[Entries from a dataset]

----

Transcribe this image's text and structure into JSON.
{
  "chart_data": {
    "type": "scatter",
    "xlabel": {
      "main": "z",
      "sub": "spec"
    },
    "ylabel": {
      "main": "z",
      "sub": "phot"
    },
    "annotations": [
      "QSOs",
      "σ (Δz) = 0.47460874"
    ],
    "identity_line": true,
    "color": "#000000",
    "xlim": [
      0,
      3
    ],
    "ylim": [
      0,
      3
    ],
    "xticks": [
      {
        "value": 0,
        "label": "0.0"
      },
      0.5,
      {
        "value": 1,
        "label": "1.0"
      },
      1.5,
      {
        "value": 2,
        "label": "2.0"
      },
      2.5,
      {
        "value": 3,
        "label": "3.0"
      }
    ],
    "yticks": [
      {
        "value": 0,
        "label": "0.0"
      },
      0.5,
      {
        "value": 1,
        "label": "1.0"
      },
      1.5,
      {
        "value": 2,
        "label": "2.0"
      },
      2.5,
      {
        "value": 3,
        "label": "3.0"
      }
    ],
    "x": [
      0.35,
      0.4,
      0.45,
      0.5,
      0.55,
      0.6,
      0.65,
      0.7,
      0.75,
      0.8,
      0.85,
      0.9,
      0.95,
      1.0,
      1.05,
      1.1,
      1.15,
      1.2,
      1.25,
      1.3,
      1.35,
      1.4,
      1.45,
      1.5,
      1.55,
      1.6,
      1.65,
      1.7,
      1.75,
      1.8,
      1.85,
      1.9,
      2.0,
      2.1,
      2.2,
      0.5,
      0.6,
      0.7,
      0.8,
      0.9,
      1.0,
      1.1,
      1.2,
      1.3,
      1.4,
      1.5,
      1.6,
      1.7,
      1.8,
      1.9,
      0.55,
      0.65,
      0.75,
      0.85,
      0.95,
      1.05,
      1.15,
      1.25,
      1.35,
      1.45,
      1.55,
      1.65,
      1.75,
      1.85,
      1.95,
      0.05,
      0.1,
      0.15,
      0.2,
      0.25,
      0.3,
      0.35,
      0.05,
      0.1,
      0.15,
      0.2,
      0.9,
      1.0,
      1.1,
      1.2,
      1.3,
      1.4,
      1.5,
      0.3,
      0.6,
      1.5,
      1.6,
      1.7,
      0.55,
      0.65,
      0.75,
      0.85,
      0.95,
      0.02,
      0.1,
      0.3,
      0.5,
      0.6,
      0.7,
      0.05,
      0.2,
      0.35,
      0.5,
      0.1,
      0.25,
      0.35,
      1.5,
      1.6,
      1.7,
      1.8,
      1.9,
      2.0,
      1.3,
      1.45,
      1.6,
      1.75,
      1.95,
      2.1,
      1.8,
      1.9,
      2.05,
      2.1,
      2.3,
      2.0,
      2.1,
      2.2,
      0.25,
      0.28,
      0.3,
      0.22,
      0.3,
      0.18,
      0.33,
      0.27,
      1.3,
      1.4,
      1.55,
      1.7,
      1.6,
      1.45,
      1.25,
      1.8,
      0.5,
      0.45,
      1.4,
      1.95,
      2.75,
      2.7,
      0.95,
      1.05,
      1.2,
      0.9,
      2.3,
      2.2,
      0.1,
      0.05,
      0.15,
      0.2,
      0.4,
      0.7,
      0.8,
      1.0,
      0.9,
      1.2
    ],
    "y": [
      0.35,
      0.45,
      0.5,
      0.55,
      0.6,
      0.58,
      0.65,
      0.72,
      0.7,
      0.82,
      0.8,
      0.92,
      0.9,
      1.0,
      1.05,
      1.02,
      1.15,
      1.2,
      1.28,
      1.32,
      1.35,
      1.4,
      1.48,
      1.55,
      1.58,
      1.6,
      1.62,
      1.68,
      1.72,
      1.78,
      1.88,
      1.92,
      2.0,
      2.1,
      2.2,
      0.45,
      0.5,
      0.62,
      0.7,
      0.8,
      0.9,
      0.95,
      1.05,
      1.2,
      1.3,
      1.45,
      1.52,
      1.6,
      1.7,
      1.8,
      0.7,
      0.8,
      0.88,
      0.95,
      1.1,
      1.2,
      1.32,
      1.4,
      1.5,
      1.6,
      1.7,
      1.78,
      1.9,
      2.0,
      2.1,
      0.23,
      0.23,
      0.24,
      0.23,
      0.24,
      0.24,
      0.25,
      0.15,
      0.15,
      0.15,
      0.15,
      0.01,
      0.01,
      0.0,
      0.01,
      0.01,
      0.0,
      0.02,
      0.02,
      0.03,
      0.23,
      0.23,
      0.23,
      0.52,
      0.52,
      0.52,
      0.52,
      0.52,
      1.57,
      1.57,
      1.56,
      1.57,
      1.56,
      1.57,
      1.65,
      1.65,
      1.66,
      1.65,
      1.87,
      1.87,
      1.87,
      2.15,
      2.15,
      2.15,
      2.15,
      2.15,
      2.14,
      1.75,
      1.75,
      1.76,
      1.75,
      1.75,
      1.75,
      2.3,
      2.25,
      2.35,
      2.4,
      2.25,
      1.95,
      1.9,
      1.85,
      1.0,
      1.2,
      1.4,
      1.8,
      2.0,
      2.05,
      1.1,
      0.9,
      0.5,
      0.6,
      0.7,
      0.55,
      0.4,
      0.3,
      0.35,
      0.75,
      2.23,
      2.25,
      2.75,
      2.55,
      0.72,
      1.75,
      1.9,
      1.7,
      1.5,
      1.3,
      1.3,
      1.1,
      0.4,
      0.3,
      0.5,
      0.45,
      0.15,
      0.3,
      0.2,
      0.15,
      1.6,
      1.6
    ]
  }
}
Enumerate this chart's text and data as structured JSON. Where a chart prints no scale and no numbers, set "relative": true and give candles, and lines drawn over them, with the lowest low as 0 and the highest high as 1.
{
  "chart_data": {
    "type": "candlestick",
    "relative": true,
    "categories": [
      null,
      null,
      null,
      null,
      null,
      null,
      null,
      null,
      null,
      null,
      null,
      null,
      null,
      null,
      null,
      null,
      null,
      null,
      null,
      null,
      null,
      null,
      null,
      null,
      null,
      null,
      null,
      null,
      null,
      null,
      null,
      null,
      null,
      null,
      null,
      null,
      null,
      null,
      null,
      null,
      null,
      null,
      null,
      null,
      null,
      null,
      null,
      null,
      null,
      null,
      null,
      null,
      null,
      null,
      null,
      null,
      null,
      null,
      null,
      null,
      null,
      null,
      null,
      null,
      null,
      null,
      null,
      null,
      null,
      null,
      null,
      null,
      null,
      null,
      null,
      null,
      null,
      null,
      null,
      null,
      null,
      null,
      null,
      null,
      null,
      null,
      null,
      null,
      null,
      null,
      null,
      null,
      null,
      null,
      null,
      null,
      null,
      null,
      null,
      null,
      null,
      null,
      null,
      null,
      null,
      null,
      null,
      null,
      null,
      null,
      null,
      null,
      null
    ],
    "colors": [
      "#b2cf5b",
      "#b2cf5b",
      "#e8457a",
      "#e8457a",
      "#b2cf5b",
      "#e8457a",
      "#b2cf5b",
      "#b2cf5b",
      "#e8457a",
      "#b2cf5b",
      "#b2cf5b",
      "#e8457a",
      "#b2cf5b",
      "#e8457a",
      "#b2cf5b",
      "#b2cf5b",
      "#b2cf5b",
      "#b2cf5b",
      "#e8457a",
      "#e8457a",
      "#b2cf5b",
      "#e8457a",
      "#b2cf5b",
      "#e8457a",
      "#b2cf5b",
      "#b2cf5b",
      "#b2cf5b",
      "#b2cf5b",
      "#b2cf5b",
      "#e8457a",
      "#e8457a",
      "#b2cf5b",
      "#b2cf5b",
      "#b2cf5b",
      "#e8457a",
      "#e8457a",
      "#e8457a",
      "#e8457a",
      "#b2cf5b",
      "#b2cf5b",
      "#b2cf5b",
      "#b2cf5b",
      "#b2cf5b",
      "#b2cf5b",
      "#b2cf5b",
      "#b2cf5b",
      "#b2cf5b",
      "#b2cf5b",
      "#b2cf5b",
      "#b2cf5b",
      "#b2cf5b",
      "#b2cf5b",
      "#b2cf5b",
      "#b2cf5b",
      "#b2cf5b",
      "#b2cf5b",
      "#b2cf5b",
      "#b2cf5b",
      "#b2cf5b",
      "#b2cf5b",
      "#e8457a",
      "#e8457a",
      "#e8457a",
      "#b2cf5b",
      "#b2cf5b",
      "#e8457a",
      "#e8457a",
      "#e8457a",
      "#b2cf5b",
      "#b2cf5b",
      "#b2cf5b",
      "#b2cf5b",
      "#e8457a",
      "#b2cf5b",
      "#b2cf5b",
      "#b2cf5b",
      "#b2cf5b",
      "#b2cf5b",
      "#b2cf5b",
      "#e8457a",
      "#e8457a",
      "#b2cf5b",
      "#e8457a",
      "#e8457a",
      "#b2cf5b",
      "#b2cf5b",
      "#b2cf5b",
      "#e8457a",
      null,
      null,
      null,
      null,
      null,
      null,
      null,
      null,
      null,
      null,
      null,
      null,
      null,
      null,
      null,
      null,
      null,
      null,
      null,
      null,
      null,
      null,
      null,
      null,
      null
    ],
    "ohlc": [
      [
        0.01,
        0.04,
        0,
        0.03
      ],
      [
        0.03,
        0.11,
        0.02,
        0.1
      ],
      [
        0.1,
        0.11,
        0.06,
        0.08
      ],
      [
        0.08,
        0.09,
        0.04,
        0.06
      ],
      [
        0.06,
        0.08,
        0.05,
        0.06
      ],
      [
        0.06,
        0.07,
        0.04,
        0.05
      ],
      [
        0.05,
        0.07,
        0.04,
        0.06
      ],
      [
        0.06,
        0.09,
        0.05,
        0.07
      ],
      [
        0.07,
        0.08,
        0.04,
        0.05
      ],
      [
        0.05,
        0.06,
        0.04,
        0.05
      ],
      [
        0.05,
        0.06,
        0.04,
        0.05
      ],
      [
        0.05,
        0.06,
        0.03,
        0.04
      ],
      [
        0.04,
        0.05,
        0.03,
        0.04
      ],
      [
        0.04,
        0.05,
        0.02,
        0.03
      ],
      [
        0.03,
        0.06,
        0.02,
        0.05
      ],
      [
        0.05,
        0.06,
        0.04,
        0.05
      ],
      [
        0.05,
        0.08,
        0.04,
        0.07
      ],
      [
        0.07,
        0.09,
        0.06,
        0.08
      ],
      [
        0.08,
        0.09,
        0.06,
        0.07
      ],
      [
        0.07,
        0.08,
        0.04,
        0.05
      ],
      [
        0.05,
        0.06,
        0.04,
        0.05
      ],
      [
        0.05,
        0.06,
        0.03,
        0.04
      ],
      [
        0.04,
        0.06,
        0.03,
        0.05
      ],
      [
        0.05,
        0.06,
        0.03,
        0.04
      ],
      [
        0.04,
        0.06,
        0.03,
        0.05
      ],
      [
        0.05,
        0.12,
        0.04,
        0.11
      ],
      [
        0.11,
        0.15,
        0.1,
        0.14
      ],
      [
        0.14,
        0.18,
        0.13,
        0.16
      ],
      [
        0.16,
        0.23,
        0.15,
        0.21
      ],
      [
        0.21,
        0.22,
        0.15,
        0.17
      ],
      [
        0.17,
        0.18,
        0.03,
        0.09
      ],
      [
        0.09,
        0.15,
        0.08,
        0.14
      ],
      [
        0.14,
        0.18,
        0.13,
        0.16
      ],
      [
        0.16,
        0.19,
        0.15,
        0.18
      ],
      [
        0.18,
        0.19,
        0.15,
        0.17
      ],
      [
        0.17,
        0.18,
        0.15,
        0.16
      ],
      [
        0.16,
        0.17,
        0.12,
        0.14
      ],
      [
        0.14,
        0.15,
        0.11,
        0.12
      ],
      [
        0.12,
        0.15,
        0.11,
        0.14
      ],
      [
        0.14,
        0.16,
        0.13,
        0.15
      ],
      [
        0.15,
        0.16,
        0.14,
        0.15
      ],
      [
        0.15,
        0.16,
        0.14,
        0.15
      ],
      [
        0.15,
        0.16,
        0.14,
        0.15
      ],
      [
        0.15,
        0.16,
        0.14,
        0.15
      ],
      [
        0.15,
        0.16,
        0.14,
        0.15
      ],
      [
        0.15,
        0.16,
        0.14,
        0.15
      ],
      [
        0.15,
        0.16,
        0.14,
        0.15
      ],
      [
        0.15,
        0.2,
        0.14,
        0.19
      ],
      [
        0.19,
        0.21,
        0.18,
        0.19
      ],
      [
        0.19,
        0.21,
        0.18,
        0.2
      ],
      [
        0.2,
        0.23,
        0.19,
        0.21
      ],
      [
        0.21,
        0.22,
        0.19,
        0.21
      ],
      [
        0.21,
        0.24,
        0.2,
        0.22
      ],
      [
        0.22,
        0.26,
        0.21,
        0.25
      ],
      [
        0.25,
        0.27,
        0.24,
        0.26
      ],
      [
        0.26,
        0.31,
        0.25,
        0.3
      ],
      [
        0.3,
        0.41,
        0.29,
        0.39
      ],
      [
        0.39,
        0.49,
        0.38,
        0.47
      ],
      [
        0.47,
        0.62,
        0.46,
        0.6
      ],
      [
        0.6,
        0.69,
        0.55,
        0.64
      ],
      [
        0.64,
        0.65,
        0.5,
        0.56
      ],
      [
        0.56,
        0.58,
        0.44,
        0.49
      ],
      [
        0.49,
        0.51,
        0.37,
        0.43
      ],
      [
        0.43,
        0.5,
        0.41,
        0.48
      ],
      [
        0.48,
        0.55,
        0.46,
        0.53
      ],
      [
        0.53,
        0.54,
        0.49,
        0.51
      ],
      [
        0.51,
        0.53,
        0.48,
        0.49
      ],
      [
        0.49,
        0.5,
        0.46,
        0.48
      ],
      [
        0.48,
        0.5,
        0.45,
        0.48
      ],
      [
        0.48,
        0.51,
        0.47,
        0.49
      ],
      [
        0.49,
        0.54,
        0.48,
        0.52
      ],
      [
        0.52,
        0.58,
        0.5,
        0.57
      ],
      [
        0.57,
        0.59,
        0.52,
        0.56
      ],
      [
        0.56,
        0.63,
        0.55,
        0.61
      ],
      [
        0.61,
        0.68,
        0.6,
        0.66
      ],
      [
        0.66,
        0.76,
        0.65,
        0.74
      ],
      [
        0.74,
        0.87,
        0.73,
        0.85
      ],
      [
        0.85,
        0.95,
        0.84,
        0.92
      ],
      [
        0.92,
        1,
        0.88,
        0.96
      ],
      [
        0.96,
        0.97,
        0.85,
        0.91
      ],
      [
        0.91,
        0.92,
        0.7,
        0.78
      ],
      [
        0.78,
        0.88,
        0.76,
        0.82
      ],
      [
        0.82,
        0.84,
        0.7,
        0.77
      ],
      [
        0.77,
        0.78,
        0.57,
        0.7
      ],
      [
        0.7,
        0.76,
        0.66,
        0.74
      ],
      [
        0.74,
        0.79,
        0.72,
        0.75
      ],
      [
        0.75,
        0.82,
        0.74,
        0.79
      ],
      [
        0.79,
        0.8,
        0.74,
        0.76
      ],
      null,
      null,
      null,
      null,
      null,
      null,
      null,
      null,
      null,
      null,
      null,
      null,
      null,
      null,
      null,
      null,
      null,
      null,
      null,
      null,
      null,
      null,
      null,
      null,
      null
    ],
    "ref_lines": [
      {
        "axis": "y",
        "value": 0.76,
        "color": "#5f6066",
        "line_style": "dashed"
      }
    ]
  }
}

----

- GIVEN REQUEST -
Show all lines in the entries above where the word "JSON" appears.

- OUTPUT BELOW -
Transcribe this image's text and structure into JSON.
Enumerate this chart's text and data as structured JSON. Where a chart prints no scale and no numbers, set "relative": true and give candles, and lines drawn over them, with the lowest low as 0 and the highest high as 1.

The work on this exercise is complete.